TASK DETAILS:
Starting from the line containing "What does this", write out every remaining line exactly, the last one included.

GIVEN RECORDS:
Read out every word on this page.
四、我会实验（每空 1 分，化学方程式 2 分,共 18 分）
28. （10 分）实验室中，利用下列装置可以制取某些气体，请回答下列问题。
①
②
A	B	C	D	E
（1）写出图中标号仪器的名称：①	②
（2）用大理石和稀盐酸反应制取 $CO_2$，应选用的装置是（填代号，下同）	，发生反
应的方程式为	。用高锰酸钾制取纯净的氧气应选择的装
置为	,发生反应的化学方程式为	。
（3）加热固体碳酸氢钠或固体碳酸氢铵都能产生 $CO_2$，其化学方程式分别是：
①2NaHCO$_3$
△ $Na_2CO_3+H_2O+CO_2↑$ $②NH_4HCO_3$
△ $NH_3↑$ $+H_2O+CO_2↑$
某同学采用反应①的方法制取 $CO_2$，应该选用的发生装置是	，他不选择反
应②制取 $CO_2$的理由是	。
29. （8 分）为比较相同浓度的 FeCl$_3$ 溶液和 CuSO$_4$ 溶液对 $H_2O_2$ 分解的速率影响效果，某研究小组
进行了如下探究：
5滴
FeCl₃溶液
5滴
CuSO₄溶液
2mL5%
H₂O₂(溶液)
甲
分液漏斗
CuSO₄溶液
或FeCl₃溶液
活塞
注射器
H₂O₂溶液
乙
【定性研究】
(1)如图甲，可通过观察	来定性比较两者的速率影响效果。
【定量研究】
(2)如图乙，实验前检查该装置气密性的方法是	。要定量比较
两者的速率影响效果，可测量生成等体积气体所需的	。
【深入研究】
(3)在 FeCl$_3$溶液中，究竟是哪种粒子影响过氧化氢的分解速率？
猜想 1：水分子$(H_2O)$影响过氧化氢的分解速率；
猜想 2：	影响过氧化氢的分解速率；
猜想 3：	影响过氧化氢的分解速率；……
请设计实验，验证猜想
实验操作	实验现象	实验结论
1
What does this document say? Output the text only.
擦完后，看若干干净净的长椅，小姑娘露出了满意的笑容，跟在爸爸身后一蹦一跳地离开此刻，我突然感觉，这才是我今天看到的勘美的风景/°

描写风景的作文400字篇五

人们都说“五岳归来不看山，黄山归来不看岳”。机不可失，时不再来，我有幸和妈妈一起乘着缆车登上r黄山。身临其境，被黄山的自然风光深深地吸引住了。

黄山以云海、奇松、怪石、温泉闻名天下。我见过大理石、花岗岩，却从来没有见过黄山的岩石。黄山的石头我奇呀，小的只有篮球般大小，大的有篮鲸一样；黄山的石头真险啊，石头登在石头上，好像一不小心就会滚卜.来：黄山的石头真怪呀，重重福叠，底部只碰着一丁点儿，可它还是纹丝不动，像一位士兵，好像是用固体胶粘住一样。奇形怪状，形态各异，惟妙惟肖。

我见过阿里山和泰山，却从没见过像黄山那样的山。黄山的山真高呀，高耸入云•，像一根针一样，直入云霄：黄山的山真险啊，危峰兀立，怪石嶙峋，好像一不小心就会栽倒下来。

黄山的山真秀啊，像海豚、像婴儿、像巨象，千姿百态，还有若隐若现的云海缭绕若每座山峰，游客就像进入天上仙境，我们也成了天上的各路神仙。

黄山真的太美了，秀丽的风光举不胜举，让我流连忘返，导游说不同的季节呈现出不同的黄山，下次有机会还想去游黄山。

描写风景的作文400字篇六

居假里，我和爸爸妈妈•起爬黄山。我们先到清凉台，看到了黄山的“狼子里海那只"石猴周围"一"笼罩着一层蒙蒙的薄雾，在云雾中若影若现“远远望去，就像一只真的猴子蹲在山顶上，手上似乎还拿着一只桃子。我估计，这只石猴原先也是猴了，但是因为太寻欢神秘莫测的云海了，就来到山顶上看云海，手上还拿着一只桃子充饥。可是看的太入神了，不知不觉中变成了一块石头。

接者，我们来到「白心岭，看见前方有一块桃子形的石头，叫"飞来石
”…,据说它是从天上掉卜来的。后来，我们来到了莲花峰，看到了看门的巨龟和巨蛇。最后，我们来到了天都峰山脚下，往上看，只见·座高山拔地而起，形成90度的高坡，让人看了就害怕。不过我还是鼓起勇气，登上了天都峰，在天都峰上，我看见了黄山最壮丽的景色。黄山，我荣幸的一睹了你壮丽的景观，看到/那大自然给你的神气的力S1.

TASK ANSWER:
What does this document say? Output the text only.
擦完后，看若干干净净的长椅，小姑娘露出了满意的笑容，跟在爸爸身后一蹦一跳地离开此刻，我突然感觉，这才是我今天看到的勘美的风景/°

描写风景的作文400字篇五

人们都说“五岳归来不看山，黄山归来不看岳”。机不可失，时不再来，我有幸和妈妈一起乘着缆车登上r黄山。身临其境，被黄山的自然风光深深地吸引住了。

黄山以云海、奇松、怪石、温泉闻名天下。我见过大理石、花岗岩，却从来没有见过黄山的岩石。黄山的石头我奇呀，小的只有篮球般大小，大的有篮鲸一样；黄山的石头真险啊，石头登在石头上，好像一不小心就会滚卜.来：黄山的石头真怪呀，重重福叠，底部只碰着一丁点儿，可它还是纹丝不动，像一位士兵，好像是用固体胶粘住一样。奇形怪状，形态各异，惟妙惟肖。

我见过阿里山和泰山，却从没见过像黄山那样的山。黄山的山真高呀，高耸入云•，像一根针一样，直入云霄：黄山的山真险啊，危峰兀立，怪石嶙峋，好像一不小心就会栽倒下来。

黄山的山真秀啊，像海豚、像婴儿、像巨象，千姿百态，还有若隐若现的云海缭绕若每座山峰，游客就像进入天上仙境，我们也成了天上的各路神仙。

黄山真的太美了，秀丽的风光举不胜举，让我流连忘返，导游说不同的季节呈现出不同的黄山，下次有机会还想去游黄山。

描写风景的作文400字篇六

居假里，我和爸爸妈妈•起爬黄山。我们先到清凉台，看到了黄山的“狼子里海那只"石猴周围"一"笼罩着一层蒙蒙的薄雾，在云雾中若影若现“远远望去，就像一只真的猴子蹲在山顶上，手上似乎还拿着一只桃子。我估计，这只石猴原先也是猴了，但是因为太寻欢神秘莫测的云海了，就来到山顶上看云海，手上还拿着一只桃子充饥。可是看的太入神了，不知不觉中变成了一块石头。

接者，我们来到「白心岭，看见前方有一块桃子形的石头，叫"飞来石
”…,据说它是从天上掉卜来的。后来，我们来到了莲花峰，看到了看门的巨龟和巨蛇。最后，我们来到了天都峰山脚下，往上看，只见·座高山拔地而起，形成90度的高坡，让人看了就害怕。不过我还是鼓起勇气，登上了天都峰，在天都峰上，我看见了黄山最壮丽的景色。黄山，我荣幸的一睹了你壮丽的景观，看到/那大自然给你的神气的力S1.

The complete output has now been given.